* **Task instructions**
Can you quote the part of the theatre review that opens with the words containing "A theatre company" and closes with "her on stage?"?

* **Passage**
====
This is Part 2 of the bipartite report. To read Part 1, click here

Anaïs Nin au Miroir, written by Agnès Desarthe and directed by Élise Vigier,[1] was another production at the 2022 festival that sets off to investigate how an artist and an intellectual are made and function. Set in the backstage of a theatre cabaret, it focused on the enigmatic identity of Anaïs Nin (1903-1977), the French-Cuban writer and poet, known as one of the first female writers to specialize in erotic fiction.

Anais Nin au Miroir. Élise Vigier, 2022. @Christophe Raynaud de Lage / Festival d’Avignon.

A theatre company decides to explore Nin’s creative genius; so, it immerses into her books and memoires. They are working on a cabaret-like theatre show, an homage to Nin’s work. The questions they want to explore are: who was Anais Nin? What system of provocations and performative acts did she use to create her own literary persona? and What magic power does theatre possess to summon her on stage?

Here the stage itself becomes one of the major characters. Decorated with many frames that stand for the mirrors and the doors, the stage is both a rehearsal space and a place of performance. There are old furniture pieces, hangers for clothing, long tables, and a fake boat; all necessary theatrical props to create images and reflections of experiences, memories and desires evoked on the pages of Nin’s journals and books.

The show begins with a theatre janitor – a keeper of theatrical stories and secrets. She is sweeping the floors, when the young girl – supposedly  Anaïs herself – enters her theatre space and so our journey into Nin’s dreams and into a theatre universe begins. This is the world of performative transformations and mutations: the mirrors and the projections hide and reveal Nin’s secrets, while the actors recite from her works and so connect the present time of this production, the world of the actors, with the world of the past and the world of her writing.
====
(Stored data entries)
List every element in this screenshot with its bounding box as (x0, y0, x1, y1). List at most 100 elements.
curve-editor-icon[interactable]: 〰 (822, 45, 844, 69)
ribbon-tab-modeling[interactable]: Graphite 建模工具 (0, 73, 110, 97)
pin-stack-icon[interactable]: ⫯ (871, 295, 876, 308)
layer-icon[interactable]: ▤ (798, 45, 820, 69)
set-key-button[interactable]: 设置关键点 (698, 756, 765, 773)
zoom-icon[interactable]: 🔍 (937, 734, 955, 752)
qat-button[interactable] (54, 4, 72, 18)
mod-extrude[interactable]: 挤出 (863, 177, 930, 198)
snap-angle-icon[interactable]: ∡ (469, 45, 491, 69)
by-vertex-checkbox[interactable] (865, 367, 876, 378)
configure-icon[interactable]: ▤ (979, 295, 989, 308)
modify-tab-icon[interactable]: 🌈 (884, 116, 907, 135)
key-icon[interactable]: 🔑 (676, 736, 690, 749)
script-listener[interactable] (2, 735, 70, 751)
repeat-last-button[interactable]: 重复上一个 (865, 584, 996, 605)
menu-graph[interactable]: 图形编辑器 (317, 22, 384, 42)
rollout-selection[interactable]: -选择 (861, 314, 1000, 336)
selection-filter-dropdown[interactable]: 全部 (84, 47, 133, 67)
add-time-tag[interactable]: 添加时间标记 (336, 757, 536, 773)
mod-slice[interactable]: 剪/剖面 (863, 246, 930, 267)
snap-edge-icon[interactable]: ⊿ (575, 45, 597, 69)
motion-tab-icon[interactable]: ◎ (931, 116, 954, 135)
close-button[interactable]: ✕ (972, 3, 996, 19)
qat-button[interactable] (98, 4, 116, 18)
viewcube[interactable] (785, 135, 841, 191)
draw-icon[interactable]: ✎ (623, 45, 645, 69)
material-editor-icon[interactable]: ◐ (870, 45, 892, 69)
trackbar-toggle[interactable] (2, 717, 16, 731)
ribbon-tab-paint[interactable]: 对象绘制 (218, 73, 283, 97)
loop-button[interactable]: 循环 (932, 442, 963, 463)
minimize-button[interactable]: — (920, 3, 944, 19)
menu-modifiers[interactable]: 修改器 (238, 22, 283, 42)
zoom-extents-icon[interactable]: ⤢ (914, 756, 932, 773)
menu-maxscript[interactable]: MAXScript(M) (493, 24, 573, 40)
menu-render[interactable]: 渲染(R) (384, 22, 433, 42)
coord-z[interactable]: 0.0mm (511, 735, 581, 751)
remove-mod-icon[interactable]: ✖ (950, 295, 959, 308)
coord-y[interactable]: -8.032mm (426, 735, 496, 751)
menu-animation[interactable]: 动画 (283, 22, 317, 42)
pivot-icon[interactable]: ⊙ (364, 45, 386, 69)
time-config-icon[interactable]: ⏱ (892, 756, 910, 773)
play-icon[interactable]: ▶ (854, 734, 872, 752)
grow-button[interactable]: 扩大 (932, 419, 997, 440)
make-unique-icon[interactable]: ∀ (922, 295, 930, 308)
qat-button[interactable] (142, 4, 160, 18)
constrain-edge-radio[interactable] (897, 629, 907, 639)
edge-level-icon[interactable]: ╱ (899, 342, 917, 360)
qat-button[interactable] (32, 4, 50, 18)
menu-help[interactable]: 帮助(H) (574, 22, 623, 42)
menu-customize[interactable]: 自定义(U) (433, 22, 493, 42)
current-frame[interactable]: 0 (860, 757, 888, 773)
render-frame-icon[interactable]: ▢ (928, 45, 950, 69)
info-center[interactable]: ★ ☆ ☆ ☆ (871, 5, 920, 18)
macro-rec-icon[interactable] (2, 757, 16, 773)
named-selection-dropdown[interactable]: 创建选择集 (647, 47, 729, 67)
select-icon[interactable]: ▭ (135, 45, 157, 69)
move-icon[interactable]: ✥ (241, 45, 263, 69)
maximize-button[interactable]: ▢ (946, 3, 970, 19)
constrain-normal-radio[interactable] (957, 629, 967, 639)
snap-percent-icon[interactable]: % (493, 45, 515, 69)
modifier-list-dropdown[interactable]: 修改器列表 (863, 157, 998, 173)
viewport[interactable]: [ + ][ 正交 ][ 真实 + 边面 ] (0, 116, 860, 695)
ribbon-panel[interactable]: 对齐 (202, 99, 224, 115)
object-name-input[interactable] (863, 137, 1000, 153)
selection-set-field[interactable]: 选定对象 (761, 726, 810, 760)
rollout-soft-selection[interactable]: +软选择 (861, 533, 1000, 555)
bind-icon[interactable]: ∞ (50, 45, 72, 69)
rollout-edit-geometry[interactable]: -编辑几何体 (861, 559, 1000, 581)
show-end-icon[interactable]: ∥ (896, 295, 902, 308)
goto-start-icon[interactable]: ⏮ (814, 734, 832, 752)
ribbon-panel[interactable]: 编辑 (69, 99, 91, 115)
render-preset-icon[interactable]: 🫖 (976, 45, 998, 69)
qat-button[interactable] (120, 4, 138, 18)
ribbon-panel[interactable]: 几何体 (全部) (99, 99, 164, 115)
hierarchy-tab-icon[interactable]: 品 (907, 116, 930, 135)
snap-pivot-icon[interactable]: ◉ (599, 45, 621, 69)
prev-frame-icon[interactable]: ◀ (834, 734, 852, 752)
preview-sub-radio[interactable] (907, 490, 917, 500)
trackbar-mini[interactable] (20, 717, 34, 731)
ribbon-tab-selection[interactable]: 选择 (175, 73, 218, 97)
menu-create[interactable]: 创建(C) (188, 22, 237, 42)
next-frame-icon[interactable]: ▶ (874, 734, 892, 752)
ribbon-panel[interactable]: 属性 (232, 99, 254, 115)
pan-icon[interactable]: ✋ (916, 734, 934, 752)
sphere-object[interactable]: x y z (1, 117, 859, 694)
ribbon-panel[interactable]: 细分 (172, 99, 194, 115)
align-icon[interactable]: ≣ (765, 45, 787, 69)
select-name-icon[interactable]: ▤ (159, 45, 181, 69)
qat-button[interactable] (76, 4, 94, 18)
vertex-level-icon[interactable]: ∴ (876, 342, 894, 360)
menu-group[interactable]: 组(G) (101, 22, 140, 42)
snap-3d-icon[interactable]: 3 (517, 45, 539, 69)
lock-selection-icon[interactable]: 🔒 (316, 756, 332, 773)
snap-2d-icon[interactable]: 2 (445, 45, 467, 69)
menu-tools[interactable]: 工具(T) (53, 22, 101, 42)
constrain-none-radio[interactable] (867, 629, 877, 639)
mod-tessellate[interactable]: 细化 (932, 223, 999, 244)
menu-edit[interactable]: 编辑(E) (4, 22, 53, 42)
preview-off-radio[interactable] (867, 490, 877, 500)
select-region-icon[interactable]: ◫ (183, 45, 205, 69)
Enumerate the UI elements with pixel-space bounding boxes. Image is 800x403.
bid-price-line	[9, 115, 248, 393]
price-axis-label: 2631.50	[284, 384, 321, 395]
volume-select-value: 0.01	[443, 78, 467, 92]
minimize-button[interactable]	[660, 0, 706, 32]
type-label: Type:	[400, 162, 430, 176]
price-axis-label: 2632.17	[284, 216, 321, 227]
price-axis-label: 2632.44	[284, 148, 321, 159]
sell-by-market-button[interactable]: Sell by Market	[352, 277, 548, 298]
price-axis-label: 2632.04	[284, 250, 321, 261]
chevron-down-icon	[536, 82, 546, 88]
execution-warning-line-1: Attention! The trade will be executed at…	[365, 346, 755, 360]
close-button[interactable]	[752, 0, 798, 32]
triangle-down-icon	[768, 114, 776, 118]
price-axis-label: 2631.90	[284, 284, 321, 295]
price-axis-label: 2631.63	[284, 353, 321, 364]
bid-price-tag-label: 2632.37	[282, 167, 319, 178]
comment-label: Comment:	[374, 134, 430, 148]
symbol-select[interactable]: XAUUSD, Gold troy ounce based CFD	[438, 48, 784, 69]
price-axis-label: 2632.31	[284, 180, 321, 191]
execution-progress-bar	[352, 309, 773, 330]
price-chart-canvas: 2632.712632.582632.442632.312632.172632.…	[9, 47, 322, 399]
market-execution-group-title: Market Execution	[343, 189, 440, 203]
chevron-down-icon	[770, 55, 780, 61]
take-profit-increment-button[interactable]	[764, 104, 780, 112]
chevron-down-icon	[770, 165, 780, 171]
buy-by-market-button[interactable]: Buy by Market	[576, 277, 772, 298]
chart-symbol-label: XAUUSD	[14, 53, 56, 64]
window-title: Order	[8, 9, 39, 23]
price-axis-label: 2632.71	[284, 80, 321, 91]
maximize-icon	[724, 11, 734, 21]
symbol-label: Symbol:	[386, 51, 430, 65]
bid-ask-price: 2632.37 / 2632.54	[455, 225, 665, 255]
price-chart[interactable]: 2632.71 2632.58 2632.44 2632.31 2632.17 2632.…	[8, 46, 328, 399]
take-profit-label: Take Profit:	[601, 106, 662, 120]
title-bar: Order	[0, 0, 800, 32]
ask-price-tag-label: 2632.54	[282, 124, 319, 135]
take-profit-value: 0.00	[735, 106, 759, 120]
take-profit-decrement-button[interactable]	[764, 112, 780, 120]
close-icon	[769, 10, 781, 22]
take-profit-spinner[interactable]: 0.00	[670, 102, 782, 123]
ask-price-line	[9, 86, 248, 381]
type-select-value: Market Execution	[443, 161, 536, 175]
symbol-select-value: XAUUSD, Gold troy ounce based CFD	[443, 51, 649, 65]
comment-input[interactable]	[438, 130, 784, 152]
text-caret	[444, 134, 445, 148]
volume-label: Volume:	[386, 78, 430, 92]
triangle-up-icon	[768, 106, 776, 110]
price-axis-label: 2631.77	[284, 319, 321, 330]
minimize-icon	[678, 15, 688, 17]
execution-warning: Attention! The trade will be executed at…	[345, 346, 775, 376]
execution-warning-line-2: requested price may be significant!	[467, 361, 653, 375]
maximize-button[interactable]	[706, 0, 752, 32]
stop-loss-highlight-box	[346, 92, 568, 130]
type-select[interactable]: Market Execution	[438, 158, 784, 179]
====
* **The answer**
A theatre company decides to explore Nin’s creative genius; so, it immerses into her books and memoires. They are working on a cabaret-like theatre show, an homage to Nin’s work. The questions they want to explore are: who was Anais Nin? What system of provocations and performative acts did she use to create her own literary persona? and What magic power does theatre possess to summon her on stage?